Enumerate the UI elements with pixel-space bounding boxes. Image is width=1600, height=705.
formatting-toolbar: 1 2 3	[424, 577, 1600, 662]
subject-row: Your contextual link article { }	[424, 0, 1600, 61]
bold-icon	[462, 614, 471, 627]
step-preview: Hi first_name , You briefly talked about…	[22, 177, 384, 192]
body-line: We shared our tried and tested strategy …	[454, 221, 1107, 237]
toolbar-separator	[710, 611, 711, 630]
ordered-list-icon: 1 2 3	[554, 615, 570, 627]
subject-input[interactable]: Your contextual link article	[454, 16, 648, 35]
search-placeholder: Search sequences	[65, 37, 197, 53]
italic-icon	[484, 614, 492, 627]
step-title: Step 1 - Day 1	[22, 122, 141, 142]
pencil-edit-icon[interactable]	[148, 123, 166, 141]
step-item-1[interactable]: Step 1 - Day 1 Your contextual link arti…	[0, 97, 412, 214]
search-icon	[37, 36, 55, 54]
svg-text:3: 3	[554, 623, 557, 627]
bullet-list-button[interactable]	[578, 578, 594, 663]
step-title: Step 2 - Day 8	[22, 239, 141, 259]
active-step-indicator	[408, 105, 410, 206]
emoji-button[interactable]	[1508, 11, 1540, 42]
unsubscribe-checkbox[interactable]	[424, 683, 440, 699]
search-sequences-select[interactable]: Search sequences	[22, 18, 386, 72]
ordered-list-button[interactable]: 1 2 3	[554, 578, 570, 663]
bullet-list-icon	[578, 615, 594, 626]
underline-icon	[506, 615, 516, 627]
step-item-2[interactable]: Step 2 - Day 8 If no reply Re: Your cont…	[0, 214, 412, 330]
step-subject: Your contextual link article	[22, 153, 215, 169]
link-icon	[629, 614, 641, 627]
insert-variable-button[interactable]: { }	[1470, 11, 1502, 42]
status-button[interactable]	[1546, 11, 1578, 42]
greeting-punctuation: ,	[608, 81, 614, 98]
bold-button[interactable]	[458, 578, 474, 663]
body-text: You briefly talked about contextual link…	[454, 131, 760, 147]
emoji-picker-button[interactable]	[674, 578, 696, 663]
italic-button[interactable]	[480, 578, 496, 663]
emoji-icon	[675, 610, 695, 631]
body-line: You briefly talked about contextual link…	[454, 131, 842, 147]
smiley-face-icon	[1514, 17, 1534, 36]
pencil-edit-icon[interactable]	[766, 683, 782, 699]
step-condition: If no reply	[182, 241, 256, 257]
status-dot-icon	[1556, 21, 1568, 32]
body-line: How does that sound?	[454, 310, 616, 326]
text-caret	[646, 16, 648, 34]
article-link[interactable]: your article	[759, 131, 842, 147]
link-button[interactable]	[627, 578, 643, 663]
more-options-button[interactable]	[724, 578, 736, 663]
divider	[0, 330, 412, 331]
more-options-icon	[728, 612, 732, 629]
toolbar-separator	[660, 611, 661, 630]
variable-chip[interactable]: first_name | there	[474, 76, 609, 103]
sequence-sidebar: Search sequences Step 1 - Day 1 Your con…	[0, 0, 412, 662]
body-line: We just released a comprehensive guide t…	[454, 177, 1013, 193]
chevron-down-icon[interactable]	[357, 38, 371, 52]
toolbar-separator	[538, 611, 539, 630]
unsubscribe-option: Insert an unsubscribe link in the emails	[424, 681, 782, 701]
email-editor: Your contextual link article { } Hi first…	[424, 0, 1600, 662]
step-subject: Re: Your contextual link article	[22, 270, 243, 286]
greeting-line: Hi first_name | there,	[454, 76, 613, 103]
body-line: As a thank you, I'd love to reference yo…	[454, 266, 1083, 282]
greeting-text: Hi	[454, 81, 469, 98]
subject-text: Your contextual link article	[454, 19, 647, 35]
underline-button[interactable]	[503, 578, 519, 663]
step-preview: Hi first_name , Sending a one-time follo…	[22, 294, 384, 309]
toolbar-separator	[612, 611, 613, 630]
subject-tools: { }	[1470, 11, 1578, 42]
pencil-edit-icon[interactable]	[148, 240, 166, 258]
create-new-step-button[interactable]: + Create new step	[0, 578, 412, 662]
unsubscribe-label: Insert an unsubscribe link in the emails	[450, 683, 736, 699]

----------------

*EXERCISE OBJECTIVE*: How many lines in the entries above contain the string "list"? Reply with the number alone.

*COMPLETE OUTPUT*: 4